++++ Data lines ++++
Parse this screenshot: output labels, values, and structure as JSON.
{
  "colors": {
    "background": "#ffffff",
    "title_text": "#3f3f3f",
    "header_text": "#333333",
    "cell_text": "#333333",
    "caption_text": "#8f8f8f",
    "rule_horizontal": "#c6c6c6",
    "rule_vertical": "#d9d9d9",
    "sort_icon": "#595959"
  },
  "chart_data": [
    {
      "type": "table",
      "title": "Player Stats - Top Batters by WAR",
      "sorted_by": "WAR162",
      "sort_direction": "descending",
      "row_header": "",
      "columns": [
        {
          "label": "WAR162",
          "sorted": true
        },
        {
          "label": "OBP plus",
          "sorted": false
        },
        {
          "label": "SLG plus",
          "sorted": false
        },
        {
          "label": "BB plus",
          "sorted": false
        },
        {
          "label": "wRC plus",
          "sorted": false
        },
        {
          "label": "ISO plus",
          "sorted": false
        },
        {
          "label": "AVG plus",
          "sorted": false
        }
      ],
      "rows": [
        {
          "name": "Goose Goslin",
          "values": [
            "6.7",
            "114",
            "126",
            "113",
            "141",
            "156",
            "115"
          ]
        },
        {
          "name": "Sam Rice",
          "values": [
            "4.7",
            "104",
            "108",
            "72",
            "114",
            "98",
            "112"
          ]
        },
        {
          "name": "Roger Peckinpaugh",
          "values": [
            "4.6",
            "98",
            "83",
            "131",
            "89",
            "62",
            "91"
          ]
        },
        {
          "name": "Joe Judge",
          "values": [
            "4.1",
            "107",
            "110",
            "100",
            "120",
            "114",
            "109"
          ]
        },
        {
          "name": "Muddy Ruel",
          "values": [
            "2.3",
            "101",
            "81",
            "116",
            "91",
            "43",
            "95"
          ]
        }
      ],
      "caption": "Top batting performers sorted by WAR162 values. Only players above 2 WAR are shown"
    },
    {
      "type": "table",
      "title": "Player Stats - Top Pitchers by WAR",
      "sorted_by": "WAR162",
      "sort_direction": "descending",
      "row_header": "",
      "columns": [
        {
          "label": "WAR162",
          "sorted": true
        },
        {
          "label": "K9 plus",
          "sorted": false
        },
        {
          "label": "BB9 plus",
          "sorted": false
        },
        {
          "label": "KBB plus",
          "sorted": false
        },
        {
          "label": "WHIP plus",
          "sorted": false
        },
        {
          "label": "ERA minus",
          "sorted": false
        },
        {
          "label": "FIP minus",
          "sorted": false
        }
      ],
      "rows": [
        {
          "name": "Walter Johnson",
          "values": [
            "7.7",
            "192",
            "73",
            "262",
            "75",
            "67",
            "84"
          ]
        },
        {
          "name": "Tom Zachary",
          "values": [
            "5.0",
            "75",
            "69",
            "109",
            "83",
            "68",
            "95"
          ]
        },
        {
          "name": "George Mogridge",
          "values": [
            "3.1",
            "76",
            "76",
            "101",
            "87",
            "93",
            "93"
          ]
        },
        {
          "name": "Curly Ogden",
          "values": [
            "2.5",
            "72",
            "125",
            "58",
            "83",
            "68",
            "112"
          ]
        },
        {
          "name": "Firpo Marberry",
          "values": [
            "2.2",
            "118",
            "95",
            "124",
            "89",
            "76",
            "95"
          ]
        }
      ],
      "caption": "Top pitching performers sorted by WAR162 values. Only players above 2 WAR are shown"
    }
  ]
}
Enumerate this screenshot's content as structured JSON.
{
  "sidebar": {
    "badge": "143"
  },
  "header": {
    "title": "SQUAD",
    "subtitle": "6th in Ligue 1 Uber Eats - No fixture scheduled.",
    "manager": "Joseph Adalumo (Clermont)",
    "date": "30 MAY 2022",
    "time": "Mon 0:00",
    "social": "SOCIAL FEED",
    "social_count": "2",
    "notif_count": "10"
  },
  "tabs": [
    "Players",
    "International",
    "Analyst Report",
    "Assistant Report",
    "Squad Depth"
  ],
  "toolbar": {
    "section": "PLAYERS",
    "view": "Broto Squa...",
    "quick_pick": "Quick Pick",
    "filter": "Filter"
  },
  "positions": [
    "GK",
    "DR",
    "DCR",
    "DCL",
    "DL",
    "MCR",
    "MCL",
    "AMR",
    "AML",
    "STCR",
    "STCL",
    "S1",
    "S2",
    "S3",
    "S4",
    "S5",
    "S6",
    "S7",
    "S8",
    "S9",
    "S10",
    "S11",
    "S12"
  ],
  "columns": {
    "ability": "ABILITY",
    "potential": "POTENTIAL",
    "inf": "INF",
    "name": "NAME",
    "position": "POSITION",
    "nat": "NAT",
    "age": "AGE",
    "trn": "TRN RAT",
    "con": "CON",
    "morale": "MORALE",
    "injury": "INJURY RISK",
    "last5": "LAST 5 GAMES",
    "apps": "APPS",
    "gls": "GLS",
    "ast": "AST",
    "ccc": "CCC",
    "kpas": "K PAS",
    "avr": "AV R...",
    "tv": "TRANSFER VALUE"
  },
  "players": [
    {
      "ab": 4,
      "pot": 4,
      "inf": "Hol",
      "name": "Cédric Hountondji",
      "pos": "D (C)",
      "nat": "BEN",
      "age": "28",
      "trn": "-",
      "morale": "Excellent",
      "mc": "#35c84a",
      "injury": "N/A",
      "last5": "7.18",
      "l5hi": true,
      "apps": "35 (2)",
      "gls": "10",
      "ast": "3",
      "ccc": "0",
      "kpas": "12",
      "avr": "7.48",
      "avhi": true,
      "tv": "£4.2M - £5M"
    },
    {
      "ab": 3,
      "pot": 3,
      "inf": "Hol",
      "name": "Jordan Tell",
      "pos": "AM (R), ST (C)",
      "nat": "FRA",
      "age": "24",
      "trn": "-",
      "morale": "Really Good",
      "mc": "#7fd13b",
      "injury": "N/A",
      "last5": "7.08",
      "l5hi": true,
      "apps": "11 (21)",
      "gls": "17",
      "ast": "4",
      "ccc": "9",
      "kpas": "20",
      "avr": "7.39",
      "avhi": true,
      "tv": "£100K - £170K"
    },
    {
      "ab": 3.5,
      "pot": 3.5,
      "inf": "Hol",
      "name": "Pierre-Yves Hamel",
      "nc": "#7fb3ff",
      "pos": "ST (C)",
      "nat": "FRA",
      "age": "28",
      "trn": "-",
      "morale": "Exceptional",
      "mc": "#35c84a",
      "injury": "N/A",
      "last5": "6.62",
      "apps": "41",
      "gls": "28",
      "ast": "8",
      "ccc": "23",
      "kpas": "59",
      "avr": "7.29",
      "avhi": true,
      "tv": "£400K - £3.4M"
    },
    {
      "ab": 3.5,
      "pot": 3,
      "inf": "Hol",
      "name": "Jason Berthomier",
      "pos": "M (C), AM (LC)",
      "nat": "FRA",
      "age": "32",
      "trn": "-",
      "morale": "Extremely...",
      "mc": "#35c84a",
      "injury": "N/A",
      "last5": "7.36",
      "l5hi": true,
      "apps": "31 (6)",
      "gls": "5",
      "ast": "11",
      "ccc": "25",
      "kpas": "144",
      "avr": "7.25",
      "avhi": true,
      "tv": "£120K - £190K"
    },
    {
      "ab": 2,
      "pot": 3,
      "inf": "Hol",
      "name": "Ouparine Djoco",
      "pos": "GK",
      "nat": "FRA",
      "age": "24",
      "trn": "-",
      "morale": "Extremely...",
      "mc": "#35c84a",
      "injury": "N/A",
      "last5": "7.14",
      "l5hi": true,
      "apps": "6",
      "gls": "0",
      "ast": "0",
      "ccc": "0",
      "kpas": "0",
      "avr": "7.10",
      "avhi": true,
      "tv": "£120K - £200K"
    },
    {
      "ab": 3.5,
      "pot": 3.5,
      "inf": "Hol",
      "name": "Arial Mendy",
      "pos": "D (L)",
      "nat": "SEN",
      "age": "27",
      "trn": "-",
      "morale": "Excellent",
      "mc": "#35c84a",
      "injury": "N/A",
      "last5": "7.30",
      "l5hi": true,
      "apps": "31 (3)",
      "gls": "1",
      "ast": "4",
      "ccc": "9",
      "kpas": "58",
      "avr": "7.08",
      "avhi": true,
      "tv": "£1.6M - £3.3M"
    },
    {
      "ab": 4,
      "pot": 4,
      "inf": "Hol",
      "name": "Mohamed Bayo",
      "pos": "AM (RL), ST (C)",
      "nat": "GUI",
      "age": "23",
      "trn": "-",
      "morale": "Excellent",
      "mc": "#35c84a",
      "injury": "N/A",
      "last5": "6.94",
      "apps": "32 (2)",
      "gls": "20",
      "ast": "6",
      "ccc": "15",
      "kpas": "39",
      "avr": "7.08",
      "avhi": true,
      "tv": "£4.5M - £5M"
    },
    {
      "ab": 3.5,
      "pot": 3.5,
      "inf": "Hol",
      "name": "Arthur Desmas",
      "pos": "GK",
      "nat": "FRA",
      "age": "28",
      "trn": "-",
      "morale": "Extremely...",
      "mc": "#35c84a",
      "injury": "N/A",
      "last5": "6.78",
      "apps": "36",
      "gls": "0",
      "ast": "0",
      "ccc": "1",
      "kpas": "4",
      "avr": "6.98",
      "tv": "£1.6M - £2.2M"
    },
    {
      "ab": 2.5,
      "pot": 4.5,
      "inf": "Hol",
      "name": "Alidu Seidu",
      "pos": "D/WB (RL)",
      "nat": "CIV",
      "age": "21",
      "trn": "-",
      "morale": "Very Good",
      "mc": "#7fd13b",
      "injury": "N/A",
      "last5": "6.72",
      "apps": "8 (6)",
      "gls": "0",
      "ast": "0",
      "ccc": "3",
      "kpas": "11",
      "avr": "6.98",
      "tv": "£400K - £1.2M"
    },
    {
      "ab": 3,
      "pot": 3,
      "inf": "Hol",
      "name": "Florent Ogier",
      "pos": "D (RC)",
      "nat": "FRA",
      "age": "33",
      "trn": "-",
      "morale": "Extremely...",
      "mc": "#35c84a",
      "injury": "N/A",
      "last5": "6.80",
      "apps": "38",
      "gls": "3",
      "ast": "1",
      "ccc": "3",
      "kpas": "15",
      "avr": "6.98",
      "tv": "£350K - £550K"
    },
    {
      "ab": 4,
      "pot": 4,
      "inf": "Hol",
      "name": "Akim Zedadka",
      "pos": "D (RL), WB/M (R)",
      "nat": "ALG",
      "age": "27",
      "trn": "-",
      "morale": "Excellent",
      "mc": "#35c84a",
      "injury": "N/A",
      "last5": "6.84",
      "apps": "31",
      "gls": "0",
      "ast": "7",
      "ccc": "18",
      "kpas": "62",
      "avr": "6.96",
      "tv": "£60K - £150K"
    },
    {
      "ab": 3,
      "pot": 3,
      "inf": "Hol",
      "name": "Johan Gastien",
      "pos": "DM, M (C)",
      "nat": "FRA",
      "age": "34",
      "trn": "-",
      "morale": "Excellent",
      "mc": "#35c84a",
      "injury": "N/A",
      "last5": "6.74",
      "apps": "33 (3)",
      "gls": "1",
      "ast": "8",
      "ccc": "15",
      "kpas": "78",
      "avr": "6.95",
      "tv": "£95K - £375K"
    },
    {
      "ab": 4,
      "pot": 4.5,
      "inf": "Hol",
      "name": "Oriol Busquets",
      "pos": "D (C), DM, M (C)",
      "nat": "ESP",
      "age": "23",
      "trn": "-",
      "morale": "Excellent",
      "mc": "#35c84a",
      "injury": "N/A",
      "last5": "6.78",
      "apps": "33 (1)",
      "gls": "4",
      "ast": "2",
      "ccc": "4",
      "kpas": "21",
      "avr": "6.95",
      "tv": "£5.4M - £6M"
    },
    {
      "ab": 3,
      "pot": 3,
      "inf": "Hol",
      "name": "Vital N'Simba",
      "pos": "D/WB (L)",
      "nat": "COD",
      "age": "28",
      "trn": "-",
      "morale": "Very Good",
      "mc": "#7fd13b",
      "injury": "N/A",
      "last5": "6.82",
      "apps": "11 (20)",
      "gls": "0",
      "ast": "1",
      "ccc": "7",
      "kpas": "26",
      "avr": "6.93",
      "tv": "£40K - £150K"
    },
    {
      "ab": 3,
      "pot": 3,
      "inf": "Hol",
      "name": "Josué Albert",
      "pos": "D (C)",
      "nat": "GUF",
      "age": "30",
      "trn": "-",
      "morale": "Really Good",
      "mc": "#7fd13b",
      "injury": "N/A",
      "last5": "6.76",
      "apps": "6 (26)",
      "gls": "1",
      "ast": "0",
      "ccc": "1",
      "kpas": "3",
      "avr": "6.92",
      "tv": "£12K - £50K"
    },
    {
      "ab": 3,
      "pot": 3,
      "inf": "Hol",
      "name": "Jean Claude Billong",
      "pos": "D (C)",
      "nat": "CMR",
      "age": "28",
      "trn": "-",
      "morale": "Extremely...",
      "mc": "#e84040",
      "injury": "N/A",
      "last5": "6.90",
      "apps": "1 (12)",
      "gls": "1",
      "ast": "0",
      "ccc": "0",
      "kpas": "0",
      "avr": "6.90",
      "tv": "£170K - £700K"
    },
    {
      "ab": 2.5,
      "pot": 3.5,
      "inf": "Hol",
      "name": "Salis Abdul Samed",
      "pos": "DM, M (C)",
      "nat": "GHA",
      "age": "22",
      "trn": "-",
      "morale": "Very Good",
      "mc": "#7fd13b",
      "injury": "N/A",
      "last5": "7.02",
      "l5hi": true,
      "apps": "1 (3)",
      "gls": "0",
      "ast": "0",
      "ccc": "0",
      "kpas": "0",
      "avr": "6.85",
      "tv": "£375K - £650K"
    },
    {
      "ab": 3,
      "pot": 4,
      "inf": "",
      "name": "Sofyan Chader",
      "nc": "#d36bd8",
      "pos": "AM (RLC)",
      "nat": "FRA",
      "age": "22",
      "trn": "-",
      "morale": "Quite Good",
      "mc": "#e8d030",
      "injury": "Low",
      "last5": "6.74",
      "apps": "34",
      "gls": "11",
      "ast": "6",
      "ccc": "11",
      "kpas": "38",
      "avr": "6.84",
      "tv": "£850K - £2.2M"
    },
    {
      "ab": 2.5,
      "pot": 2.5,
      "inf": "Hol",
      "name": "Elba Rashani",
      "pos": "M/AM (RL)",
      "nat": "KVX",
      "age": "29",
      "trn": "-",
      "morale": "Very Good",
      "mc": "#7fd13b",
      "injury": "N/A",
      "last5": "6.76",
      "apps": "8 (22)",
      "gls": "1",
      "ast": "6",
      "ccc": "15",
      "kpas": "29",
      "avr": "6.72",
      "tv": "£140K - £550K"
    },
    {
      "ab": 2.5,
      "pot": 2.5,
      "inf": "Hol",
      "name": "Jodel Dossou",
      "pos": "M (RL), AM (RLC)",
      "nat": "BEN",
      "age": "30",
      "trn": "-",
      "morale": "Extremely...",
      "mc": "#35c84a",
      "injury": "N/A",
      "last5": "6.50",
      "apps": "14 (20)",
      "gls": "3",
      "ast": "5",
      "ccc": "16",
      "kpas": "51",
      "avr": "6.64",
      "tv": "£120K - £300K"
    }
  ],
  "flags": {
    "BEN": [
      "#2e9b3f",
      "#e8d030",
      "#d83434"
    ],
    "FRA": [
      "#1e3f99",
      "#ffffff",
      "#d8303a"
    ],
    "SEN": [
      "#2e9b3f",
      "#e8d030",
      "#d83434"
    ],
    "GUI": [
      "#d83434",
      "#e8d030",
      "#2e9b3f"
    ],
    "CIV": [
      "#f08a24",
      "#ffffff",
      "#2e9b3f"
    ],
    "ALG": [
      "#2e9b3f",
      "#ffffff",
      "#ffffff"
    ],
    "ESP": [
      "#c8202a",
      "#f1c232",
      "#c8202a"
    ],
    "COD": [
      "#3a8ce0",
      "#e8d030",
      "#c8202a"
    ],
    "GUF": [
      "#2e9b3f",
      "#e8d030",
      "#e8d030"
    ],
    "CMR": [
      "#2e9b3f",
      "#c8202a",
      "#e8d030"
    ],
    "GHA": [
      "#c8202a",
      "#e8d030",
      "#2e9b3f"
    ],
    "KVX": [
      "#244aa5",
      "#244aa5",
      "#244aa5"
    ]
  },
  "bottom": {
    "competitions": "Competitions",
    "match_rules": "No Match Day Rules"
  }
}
++++
* Exercise: Where does the word "shown" appear? Return each line that holds it.

* Reply:
      "caption": "Top batting performers sorted by WAR162 values. Only players above 2 WAR are shown"
      "caption": "Top pitching performers sorted by WAR162 values. Only players above 2 WAR are shown"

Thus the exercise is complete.